SUPPLIED PASSAGE:
_ _ _ _ _

For the ml4h GitHub repository, we are doing ‘merge and squash’ of pull requests. So that means your fork does not match upstream after your pull request has been merged. The easiest way to manage this is to always work in a feature branch, instead of checking changes into your fork’s master branch.
(1) Get the latest version of the upstream repo
git fetch upstream
Note: If you get an error saying that upstream is unknown, run the following remote add command and then re-run the fetch command. You only need to do this once per git clone.
git remote add upstream https://github.com/broadinstitute/ml4h.git
(2) Make sure your master branch is “even” with upstream.
git checkout master
git merge --ff-only upstream/master
git push
Now the master branch of your fork on GitHub should say "This branch is even with broadinstitute:master.".
(3) Create a feature branch for your change.
git checkout -b my-feature-branch-name
Because you created this feature branch from your master branch that was up to date with upstream (step 2), your feature branch is also up to date with upstream. Commit your changes to this branch until you are happy with them.
(4) Push your changes to GitHub and send a pull request.
git push --set-upstream origin my-feature-branch-name
After your pull request is merged, its safe to delete your branch!
I accidentally checked a new change to my master branch instead of a feature branch. How to fix this?
(1) Soft undo your change(s). This leaves the changes in the files on disk but undoes the commit.
git checkout master
# Moves pointer back to previous HEAD
git reset --soft HEAD@{1}
Or if you need to move back several commits to the most recent one in common with upstream, you can change ‘1’ to be however many commits back you need to go.
(2) “stash” your now-unchecked-in changes so that you can get them back later.
git stash
(3) Now do the How to work on a new feature step to bring master up to date and create your new feature branch that is “even” with upstream. Here are those commands again:
git fetch upstream
git merge --ff-only upstream/master
git checkout -b my-feature-branch-name
(4) “unstash” your changes.
git stash pop
Now you can proceed with your work!

_ _ _ _ _

DATASET:
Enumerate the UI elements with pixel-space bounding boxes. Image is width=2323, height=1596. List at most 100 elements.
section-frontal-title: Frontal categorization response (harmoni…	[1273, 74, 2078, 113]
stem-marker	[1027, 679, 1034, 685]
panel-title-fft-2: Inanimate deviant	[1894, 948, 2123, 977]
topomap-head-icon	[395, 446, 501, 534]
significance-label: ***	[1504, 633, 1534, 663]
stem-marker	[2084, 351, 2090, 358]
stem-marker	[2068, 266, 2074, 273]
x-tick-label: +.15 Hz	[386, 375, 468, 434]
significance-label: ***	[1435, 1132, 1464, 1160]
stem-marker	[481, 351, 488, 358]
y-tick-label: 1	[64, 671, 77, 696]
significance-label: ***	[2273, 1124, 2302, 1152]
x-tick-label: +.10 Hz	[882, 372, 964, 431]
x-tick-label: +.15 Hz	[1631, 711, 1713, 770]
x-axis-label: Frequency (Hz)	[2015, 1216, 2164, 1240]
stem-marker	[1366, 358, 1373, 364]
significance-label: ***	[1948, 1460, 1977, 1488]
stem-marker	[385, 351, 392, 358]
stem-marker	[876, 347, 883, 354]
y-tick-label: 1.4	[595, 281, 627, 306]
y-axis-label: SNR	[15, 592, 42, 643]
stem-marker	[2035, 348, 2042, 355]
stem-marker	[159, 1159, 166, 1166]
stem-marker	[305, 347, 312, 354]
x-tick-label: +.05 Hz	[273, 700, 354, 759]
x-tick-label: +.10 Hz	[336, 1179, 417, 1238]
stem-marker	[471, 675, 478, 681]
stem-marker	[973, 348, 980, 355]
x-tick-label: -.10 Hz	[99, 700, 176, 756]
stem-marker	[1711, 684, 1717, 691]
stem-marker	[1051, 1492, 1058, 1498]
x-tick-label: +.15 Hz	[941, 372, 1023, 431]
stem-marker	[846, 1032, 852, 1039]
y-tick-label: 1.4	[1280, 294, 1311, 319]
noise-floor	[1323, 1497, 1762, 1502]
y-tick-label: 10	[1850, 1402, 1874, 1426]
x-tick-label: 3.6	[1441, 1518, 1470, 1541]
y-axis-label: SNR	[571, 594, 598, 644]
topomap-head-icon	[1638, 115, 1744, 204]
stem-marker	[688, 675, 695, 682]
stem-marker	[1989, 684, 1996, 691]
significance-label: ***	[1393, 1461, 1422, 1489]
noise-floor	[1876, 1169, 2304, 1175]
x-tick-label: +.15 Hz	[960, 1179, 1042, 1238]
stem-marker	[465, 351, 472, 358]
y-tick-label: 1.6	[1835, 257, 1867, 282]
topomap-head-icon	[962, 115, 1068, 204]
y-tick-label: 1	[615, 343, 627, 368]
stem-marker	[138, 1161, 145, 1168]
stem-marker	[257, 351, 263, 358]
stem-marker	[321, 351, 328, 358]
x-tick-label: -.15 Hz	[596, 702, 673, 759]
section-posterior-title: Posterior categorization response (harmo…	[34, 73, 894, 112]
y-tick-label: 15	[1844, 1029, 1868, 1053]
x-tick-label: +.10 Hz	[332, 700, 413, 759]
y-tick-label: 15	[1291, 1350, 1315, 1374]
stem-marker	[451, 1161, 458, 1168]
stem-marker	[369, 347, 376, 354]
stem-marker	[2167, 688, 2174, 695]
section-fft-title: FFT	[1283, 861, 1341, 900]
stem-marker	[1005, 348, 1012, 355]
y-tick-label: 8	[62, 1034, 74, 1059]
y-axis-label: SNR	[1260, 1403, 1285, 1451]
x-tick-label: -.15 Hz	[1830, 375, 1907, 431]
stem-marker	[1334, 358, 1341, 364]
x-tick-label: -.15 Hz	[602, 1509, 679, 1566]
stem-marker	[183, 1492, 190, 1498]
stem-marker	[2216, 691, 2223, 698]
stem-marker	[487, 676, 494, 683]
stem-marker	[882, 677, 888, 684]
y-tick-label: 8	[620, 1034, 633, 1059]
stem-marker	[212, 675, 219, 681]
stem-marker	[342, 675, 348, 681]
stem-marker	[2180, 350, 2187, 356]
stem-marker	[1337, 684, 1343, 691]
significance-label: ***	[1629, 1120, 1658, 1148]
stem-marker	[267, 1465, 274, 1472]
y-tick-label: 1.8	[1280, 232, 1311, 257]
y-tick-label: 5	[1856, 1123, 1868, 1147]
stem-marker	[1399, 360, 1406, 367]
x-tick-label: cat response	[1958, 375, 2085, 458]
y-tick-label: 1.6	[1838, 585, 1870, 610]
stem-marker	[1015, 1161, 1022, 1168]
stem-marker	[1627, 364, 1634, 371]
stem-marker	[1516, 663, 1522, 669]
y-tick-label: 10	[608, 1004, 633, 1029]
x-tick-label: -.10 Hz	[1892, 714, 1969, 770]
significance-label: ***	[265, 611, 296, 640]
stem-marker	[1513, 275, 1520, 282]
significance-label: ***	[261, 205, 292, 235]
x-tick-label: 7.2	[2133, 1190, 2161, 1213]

_ _ _ _ _

EXERCISE REQUIREMENTS: Rewrite the git workflow guide from "(3) Create a" through "happy with them.", substituting "in sync" for "up to date".

WRITTEN ANSWER:
(3) Create a feature branch for your change.
git checkout -b my-feature-branch-name
Because you created this feature branch from your master branch that was in sync with upstream (step 2), your feature branch is also in sync with upstream. Commit your changes to this branch until you are happy with them.